**YOUR TASK:** Where does the string "JSON" appear? Copy every line of the entries below that holds it.

------------

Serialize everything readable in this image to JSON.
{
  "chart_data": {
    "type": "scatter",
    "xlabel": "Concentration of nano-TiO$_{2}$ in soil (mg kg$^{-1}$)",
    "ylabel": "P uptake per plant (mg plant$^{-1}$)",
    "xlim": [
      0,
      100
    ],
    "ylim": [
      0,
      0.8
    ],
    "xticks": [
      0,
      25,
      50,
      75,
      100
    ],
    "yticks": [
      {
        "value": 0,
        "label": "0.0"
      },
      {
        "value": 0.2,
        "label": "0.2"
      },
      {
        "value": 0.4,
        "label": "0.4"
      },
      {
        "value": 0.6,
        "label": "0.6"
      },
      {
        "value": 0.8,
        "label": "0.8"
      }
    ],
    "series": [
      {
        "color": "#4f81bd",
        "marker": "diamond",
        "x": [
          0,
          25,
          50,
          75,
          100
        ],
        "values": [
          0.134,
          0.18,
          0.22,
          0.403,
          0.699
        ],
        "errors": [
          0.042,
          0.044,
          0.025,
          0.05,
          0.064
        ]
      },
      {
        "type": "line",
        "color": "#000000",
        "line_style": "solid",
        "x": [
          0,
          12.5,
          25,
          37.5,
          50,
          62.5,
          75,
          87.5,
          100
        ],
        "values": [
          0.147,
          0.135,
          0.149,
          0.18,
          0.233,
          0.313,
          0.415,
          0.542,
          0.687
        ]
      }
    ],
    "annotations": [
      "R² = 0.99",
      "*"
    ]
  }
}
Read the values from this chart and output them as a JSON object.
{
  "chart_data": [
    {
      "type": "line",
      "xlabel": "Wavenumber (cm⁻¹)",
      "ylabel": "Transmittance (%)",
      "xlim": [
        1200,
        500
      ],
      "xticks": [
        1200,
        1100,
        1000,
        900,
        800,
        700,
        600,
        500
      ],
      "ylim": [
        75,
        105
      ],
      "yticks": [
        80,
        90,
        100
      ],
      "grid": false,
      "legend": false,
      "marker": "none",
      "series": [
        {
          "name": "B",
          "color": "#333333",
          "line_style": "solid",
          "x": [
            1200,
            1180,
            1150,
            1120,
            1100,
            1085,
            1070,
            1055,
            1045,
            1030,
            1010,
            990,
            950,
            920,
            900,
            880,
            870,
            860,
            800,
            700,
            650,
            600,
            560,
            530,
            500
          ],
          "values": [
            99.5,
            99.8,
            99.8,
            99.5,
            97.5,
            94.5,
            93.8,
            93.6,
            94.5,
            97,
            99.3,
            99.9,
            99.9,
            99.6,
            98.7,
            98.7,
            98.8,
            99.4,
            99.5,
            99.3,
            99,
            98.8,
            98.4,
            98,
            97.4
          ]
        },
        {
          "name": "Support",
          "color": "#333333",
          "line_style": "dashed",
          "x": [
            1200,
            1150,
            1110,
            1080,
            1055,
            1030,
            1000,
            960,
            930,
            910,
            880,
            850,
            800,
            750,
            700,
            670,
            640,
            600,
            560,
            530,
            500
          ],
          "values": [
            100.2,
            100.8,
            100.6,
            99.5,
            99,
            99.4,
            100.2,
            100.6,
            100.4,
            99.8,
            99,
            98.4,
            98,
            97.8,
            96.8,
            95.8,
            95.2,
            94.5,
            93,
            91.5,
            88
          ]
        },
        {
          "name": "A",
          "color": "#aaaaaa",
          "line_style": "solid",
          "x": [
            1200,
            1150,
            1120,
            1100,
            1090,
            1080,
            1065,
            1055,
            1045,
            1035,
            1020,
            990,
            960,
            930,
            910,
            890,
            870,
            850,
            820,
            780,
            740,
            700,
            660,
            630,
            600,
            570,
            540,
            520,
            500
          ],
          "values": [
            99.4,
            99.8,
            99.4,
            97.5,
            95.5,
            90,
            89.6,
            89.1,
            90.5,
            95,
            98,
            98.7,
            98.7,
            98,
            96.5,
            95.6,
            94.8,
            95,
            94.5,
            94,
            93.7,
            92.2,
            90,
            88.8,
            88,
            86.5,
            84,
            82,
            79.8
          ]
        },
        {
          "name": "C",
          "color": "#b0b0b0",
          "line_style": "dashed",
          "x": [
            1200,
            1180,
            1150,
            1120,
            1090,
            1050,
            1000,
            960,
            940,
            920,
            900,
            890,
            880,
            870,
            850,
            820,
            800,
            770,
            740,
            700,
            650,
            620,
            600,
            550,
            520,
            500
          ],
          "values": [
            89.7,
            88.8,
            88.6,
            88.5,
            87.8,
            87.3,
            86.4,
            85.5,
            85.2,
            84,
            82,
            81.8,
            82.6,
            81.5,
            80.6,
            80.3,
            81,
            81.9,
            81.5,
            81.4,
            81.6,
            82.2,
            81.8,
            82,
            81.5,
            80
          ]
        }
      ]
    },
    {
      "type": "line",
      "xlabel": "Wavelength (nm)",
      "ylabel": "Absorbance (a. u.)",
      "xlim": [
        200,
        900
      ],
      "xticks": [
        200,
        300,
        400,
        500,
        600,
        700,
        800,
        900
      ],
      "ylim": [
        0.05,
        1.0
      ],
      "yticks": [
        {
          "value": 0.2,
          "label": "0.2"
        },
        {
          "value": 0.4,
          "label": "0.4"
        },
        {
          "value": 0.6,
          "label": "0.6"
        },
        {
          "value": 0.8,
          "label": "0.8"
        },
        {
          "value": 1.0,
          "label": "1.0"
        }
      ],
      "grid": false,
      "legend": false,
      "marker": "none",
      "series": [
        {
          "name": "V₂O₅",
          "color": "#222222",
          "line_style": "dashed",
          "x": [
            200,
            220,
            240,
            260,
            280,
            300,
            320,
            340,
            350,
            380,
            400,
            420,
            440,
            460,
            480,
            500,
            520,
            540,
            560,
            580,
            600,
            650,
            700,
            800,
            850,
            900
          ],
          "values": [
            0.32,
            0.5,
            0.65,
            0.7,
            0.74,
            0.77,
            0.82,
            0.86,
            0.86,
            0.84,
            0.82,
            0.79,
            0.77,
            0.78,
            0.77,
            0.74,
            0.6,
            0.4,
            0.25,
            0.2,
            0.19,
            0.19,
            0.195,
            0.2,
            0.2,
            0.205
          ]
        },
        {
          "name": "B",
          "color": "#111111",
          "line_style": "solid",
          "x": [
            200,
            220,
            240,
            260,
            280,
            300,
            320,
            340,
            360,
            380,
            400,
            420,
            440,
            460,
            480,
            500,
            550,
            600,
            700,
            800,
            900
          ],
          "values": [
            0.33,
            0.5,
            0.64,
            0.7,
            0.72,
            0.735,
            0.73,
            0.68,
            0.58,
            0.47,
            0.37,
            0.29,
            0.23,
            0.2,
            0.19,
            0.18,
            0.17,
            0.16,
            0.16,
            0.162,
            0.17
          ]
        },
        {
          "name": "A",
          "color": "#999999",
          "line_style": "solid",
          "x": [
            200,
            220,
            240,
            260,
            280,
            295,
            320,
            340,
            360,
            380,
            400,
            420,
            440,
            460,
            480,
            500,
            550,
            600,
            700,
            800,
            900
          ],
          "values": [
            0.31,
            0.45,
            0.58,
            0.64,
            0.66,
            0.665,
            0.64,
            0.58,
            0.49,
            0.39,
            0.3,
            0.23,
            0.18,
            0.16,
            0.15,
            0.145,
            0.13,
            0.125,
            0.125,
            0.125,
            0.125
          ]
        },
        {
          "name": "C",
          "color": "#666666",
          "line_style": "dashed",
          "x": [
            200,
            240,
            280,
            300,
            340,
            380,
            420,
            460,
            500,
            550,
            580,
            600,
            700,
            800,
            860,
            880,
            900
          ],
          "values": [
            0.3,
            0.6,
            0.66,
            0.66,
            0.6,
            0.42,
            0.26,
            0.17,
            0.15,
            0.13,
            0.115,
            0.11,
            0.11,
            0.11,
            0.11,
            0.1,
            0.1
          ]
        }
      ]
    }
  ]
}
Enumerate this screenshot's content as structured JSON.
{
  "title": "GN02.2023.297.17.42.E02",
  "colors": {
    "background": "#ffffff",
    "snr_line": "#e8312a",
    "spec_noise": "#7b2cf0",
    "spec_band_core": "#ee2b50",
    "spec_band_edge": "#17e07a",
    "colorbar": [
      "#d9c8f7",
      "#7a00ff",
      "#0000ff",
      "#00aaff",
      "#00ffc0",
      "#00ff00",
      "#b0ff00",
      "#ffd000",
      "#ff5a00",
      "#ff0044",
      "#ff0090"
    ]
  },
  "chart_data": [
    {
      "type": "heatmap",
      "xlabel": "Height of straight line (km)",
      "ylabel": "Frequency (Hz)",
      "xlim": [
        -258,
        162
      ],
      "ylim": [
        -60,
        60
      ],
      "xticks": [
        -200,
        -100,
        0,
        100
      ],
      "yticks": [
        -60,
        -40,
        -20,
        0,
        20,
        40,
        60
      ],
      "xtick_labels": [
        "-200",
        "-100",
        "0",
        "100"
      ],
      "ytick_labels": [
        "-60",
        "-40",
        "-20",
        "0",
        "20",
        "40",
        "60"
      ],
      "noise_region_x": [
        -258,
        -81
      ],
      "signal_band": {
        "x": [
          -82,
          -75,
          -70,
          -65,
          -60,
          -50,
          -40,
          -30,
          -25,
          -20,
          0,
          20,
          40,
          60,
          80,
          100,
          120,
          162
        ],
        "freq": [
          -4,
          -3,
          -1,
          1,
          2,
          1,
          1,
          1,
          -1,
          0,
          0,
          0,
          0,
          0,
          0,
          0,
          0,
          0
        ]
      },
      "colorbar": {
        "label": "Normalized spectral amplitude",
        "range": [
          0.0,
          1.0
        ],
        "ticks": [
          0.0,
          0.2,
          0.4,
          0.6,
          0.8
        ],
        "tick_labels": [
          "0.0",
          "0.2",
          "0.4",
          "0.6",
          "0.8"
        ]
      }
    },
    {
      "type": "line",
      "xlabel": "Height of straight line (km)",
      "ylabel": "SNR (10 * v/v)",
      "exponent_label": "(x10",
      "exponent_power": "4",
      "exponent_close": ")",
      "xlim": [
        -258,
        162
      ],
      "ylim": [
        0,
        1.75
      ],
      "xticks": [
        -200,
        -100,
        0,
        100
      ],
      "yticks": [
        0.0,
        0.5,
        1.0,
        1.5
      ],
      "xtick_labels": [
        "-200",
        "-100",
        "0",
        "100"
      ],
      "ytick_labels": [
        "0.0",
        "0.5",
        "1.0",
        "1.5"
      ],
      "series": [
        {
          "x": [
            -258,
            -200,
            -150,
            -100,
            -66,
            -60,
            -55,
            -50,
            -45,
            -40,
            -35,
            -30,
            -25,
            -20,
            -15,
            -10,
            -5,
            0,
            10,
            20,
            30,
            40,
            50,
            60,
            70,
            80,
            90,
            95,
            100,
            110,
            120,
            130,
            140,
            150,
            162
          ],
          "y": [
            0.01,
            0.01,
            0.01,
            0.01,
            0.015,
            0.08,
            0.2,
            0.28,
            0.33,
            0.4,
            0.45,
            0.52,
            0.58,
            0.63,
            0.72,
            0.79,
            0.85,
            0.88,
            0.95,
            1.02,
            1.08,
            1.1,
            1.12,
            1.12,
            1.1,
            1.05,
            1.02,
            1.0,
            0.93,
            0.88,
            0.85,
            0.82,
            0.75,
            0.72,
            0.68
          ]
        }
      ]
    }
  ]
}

------------

**FULL SOLUTION:**
Serialize everything readable in this image to JSON.
Read the values from this chart and output them as a JSON object.
Enumerate this screenshot's content as structured JSON.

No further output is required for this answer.